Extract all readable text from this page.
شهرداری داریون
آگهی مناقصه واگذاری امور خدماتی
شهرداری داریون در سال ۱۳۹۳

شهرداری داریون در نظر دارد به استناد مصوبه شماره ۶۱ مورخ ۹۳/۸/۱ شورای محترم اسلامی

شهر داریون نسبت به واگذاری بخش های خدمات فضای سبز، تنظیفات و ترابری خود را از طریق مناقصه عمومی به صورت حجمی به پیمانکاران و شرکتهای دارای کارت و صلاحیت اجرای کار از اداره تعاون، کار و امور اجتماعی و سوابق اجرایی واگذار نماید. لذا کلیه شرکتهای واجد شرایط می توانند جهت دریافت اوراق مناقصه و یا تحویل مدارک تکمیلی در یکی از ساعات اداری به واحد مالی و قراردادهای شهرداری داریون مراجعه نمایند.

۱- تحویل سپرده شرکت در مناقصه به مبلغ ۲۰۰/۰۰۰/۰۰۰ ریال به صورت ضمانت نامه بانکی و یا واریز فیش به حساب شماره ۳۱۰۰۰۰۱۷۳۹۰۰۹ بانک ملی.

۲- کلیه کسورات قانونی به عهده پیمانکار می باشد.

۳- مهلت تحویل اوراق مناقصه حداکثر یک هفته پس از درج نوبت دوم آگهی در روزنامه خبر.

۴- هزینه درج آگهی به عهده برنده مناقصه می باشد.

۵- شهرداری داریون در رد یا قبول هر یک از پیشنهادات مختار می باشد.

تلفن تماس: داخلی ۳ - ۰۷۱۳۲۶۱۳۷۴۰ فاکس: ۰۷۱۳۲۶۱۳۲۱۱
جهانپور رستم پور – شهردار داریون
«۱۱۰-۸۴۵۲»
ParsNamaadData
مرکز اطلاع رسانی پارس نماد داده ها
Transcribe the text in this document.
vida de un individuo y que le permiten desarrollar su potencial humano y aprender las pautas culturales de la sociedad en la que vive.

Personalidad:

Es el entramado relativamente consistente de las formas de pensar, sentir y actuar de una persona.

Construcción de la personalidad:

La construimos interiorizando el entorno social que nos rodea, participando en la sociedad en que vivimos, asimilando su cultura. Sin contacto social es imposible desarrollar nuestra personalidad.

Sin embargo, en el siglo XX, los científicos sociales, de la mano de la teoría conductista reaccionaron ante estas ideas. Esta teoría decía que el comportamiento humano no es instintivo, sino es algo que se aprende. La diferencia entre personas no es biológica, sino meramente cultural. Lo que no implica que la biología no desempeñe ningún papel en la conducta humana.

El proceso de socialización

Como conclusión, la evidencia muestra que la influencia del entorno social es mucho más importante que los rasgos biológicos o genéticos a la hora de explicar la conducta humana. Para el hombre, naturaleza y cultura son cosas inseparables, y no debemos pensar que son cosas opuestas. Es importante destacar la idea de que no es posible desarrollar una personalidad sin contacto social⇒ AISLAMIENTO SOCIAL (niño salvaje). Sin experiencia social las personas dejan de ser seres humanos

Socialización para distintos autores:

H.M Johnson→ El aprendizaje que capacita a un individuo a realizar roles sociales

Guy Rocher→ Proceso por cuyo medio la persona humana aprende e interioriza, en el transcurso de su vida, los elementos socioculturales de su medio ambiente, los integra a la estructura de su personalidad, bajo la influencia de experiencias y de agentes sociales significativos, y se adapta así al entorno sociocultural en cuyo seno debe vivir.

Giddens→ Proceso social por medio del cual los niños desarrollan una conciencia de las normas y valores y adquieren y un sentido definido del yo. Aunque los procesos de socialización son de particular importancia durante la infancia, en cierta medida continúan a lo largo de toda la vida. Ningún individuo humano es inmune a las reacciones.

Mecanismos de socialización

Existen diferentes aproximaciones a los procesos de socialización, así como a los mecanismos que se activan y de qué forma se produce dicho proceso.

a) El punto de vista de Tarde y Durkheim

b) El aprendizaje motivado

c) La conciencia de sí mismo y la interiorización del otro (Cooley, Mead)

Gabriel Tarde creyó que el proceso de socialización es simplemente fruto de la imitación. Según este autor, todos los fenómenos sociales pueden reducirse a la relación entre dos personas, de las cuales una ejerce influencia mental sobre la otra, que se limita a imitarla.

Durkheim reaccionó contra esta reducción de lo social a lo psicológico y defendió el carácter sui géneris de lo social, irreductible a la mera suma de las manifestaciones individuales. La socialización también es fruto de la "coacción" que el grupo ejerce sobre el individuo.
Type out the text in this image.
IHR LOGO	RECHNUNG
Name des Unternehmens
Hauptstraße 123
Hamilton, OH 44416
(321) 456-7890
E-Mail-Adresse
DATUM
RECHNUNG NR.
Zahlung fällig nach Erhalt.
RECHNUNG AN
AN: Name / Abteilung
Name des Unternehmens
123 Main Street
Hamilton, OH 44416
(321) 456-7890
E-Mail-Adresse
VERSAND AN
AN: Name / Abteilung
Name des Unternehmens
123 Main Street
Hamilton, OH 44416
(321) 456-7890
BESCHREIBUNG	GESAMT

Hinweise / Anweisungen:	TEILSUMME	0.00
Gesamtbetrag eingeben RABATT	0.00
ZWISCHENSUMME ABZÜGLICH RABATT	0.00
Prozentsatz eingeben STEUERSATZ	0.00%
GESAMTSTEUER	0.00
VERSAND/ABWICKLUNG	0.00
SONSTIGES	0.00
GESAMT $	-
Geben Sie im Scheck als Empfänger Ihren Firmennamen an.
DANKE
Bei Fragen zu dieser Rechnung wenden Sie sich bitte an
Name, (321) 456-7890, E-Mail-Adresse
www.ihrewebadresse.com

• • • • • • •

- [TASK TO COMPLETE]: Pick out every line above that contains the word "eingeben" and copy it.

- [RESPONSE TO THIS TASK]:
Gesamtbetrag eingeben RABATT	0.00
Prozentsatz eingeben STEUERSATZ	0.00%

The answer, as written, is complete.